- **Records for this exercise**
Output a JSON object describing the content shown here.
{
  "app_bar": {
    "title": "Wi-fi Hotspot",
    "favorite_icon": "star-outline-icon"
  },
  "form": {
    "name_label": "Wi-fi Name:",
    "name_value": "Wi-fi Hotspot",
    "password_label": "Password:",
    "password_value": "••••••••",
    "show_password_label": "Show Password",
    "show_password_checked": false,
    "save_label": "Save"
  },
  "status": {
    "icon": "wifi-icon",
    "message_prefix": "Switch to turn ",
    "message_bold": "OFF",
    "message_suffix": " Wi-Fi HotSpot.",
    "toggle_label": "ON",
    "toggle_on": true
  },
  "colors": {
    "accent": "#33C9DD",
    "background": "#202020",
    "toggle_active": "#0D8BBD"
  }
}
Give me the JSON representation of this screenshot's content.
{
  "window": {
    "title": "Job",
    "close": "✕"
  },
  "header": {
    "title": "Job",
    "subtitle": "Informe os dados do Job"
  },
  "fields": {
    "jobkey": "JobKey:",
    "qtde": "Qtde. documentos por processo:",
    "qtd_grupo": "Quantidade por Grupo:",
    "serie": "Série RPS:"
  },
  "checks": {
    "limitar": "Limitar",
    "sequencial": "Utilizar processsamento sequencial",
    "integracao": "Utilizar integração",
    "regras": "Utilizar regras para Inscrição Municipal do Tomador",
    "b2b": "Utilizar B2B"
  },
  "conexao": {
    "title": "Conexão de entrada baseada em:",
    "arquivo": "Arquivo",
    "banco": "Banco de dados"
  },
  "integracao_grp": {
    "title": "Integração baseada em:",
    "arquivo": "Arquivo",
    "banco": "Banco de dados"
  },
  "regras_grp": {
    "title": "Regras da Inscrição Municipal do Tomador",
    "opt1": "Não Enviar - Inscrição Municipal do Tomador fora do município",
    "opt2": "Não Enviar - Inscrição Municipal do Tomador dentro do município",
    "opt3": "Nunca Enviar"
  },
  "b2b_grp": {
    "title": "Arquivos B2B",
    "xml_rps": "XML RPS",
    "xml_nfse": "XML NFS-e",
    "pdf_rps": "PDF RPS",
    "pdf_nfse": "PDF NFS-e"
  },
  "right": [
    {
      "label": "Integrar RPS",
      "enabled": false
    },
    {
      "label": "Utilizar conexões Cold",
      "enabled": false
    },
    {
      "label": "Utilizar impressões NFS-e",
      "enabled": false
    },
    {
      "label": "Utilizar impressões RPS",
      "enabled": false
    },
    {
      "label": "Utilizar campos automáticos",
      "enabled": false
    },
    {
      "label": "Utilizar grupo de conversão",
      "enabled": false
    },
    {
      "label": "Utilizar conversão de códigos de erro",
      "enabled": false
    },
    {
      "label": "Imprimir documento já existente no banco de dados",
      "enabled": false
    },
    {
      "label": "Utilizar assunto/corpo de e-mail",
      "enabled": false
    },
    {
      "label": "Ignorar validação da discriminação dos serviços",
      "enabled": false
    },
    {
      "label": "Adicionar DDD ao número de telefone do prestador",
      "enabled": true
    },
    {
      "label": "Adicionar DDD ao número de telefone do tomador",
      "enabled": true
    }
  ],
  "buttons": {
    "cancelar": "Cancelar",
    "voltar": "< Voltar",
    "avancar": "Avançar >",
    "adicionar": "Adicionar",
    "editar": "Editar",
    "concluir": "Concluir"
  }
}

- **Problem requirements**
Copy all lines from the material that contain "número".

- **Task answer**
      "label": "Adicionar DDD ao número de telefone do prestador",
      "label": "Adicionar DDD ao número de telefone do tomador",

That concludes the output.